[GIVEN REQUEST]
Would you restate all the data that follows, word for word?

[PROVIDED ENTRIES]
━━━━

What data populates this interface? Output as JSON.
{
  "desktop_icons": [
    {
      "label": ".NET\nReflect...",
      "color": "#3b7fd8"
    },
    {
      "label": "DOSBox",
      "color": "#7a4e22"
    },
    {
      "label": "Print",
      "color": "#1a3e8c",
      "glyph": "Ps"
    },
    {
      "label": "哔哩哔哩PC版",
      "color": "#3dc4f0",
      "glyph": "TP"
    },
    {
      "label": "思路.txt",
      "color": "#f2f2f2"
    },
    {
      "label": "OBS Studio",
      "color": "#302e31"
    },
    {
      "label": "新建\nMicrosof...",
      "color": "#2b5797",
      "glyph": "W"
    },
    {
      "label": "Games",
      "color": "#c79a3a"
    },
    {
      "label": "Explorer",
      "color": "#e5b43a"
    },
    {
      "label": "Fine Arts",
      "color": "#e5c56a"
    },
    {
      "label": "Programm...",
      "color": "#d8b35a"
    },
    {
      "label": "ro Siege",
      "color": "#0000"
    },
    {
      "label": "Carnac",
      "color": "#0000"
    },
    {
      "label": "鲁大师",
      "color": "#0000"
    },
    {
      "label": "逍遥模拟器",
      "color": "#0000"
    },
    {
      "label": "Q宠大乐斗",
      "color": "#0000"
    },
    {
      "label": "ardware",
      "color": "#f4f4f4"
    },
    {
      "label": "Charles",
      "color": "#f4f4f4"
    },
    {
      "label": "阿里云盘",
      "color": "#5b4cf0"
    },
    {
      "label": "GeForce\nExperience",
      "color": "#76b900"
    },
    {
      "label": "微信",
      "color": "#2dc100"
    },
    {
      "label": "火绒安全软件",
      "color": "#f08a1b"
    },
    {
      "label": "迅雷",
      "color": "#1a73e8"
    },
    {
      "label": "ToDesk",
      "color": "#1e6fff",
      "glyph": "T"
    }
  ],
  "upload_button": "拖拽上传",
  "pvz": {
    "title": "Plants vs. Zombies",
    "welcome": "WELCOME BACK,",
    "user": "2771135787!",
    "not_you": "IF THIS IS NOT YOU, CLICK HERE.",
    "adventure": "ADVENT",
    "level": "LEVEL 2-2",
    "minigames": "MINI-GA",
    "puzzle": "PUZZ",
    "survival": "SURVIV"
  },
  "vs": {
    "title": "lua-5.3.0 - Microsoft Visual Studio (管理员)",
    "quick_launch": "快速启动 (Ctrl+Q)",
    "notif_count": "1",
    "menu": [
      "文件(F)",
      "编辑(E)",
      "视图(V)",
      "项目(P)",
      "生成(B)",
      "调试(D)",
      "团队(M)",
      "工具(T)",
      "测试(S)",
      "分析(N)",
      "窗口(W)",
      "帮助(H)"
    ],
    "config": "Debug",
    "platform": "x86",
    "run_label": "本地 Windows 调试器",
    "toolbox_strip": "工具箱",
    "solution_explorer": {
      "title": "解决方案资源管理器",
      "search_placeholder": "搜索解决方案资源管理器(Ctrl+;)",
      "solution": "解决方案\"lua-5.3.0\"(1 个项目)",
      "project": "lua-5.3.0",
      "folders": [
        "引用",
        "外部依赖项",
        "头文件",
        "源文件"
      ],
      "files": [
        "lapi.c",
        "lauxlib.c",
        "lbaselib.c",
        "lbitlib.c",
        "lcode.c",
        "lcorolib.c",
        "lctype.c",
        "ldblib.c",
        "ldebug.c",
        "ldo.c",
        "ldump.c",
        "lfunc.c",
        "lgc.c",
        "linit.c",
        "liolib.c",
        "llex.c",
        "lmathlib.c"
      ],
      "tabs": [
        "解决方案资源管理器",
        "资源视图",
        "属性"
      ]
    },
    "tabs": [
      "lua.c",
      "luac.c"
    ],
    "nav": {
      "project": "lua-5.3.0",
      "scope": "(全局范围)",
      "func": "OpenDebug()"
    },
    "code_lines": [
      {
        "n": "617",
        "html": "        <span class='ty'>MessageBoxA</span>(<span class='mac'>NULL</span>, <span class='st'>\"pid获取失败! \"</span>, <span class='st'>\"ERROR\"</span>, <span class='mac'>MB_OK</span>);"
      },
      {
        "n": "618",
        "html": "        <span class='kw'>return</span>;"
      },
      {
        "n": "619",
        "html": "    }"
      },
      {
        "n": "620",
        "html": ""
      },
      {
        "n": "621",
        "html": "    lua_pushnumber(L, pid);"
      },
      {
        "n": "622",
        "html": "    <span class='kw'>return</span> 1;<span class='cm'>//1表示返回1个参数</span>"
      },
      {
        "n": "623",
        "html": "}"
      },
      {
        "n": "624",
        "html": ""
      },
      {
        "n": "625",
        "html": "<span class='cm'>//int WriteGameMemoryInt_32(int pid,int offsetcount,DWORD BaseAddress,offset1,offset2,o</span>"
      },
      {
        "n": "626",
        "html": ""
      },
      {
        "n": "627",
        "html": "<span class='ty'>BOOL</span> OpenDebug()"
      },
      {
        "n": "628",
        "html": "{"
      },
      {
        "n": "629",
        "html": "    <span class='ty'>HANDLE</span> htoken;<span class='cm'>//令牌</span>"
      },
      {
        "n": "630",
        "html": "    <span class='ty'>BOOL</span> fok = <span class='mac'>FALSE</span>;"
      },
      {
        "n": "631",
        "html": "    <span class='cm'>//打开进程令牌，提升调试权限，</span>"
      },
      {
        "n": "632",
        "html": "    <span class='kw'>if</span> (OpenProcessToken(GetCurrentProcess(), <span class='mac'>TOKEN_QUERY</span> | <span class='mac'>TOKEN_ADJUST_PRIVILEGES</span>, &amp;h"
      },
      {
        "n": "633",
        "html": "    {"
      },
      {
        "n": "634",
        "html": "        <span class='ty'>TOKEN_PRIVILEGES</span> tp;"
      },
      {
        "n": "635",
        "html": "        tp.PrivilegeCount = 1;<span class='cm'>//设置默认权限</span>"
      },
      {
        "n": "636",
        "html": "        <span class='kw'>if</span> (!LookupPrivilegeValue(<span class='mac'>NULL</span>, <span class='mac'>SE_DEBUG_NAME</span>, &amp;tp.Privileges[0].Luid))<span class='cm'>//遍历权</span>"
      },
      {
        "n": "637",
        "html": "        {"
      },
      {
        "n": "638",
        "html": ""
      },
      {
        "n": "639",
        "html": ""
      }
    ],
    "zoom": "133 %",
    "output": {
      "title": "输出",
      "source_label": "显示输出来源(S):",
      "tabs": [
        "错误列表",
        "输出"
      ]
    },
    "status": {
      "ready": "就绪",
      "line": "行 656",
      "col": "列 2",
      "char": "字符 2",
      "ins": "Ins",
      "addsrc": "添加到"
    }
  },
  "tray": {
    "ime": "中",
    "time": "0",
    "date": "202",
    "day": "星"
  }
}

━━━━

[TASK RESULT]
What data populates this interface? Output as JSON.
{
  "desktop_icons": [
    {
      "label": ".NET\nReflect...",
      "color": "#3b7fd8"
    },
    {
      "label": "DOSBox",
      "color": "#7a4e22"
    },
    {
      "label": "Print",
      "color": "#1a3e8c",
      "glyph": "Ps"
    },
    {
      "label": "哔哩哔哩PC版",
      "color": "#3dc4f0",
      "glyph": "TP"
    },
    {
      "label": "思路.txt",
      "color": "#f2f2f2"
    },
    {
      "label": "OBS Studio",
      "color": "#302e31"
    },
    {
      "label": "新建\nMicrosof...",
      "color": "#2b5797",
      "glyph": "W"
    },
    {
      "label": "Games",
      "color": "#c79a3a"
    },
    {
      "label": "Explorer",
      "color": "#e5b43a"
    },
    {
      "label": "Fine Arts",
      "color": "#e5c56a"
    },
    {
      "label": "Programm...",
      "color": "#d8b35a"
    },
    {
      "label": "ro Siege",
      "color": "#0000"
    },
    {
      "label": "Carnac",
      "color": "#0000"
    },
    {
      "label": "鲁大师",
      "color": "#0000"
    },
    {
      "label": "逍遥模拟器",
      "color": "#0000"
    },
    {
      "label": "Q宠大乐斗",
      "color": "#0000"
    },
    {
      "label": "ardware",
      "color": "#f4f4f4"
    },
    {
      "label": "Charles",
      "color": "#f4f4f4"
    },
    {
      "label": "阿里云盘",
      "color": "#5b4cf0"
    },
    {
      "label": "GeForce\nExperience",
      "color": "#76b900"
    },
    {
      "label": "微信",
      "color": "#2dc100"
    },
    {
      "label": "火绒安全软件",
      "color": "#f08a1b"
    },
    {
      "label": "迅雷",
      "color": "#1a73e8"
    },
    {
      "label": "ToDesk",
      "color": "#1e6fff",
      "glyph": "T"
    }
  ],
  "upload_button": "拖拽上传",
  "pvz": {
    "title": "Plants vs. Zombies",
    "welcome": "WELCOME BACK,",
    "user": "2771135787!",
    "not_you": "IF THIS IS NOT YOU, CLICK HERE.",
    "adventure": "ADVENT",
    "level": "LEVEL 2-2",
    "minigames": "MINI-GA",
    "puzzle": "PUZZ",
    "survival": "SURVIV"
  },
  "vs": {
    "title": "lua-5.3.0 - Microsoft Visual Studio (管理员)",
    "quick_launch": "快速启动 (Ctrl+Q)",
    "notif_count": "1",
    "menu": [
      "文件(F)",
      "编辑(E)",
      "视图(V)",
      "项目(P)",
      "生成(B)",
      "调试(D)",
      "团队(M)",
      "工具(T)",
      "测试(S)",
      "分析(N)",
      "窗口(W)",
      "帮助(H)"
    ],
    "config": "Debug",
    "platform": "x86",
    "run_label": "本地 Windows 调试器",
    "toolbox_strip": "工具箱",
    "solution_explorer": {
      "title": "解决方案资源管理器",
      "search_placeholder": "搜索解决方案资源管理器(Ctrl+;)",
      "solution": "解决方案\"lua-5.3.0\"(1 个项目)",
      "project": "lua-5.3.0",
      "folders": [
        "引用",
        "外部依赖项",
        "头文件",
        "源文件"
      ],
      "files": [
        "lapi.c",
        "lauxlib.c",
        "lbaselib.c",
        "lbitlib.c",
        "lcode.c",
        "lcorolib.c",
        "lctype.c",
        "ldblib.c",
        "ldebug.c",
        "ldo.c",
        "ldump.c",
        "lfunc.c",
        "lgc.c",
        "linit.c",
        "liolib.c",
        "llex.c",
        "lmathlib.c"
      ],
      "tabs": [
        "解决方案资源管理器",
        "资源视图",
        "属性"
      ]
    },
    "tabs": [
      "lua.c",
      "luac.c"
    ],
    "nav": {
      "project": "lua-5.3.0",
      "scope": "(全局范围)",
      "func": "OpenDebug()"
    },
    "code_lines": [
      {
        "n": "617",
        "html": "        <span class='ty'>MessageBoxA</span>(<span class='mac'>NULL</span>, <span class='st'>\"pid获取失败! \"</span>, <span class='st'>\"ERROR\"</span>, <span class='mac'>MB_OK</span>);"
      },
      {
        "n": "618",
        "html": "        <span class='kw'>return</span>;"
      },
      {
        "n": "619",
        "html": "    }"
      },
      {
        "n": "620",
        "html": ""
      },
      {
        "n": "621",
        "html": "    lua_pushnumber(L, pid);"
      },
      {
        "n": "622",
        "html": "    <span class='kw'>return</span> 1;<span class='cm'>//1表示返回1个参数</span>"
      },
      {
        "n": "623",
        "html": "}"
      },
      {
        "n": "624",
        "html": ""
      },
      {
        "n": "625",
        "html": "<span class='cm'>//int WriteGameMemoryInt_32(int pid,int offsetcount,DWORD BaseAddress,offset1,offset2,o</span>"
      },
      {
        "n": "626",
        "html": ""
      },
      {
        "n": "627",
        "html": "<span class='ty'>BOOL</span> OpenDebug()"
      },
      {
        "n": "628",
        "html": "{"
      },
      {
        "n": "629",
        "html": "    <span class='ty'>HANDLE</span> htoken;<span class='cm'>//令牌</span>"
      },
      {
        "n": "630",
        "html": "    <span class='ty'>BOOL</span> fok = <span class='mac'>FALSE</span>;"
      },
      {
        "n": "631",
        "html": "    <span class='cm'>//打开进程令牌，提升调试权限，</span>"
      },
      {
        "n": "632",
        "html": "    <span class='kw'>if</span> (OpenProcessToken(GetCurrentProcess(), <span class='mac'>TOKEN_QUERY</span> | <span class='mac'>TOKEN_ADJUST_PRIVILEGES</span>, &amp;h"
      },
      {
        "n": "633",
        "html": "    {"
      },
      {
        "n": "634",
        "html": "        <span class='ty'>TOKEN_PRIVILEGES</span> tp;"
      },
      {
        "n": "635",
        "html": "        tp.PrivilegeCount = 1;<span class='cm'>//设置默认权限</span>"
      },
      {
        "n": "636",
        "html": "        <span class='kw'>if</span> (!LookupPrivilegeValue(<span class='mac'>NULL</span>, <span class='mac'>SE_DEBUG_NAME</span>, &amp;tp.Privileges[0].Luid))<span class='cm'>//遍历权</span>"
      },
      {
        "n": "637",
        "html": "        {"
      },
      {
        "n": "638",
        "html": ""
      },
      {
        "n": "639",
        "html": ""
      }
    ],
    "zoom": "133 %",
    "output": {
      "title": "输出",
      "source_label": "显示输出来源(S):",
      "tabs": [
        "错误列表",
        "输出"
      ]
    },
    "status": {
      "ready": "就绪",
      "line": "行 656",
      "col": "列 2",
      "char": "字符 2",
      "ins": "Ins",
      "addsrc": "添加到"
    }
  },
  "tray": {
    "ime": "中",
    "time": "0",
    "date": "202",
    "day": "星"
  }
}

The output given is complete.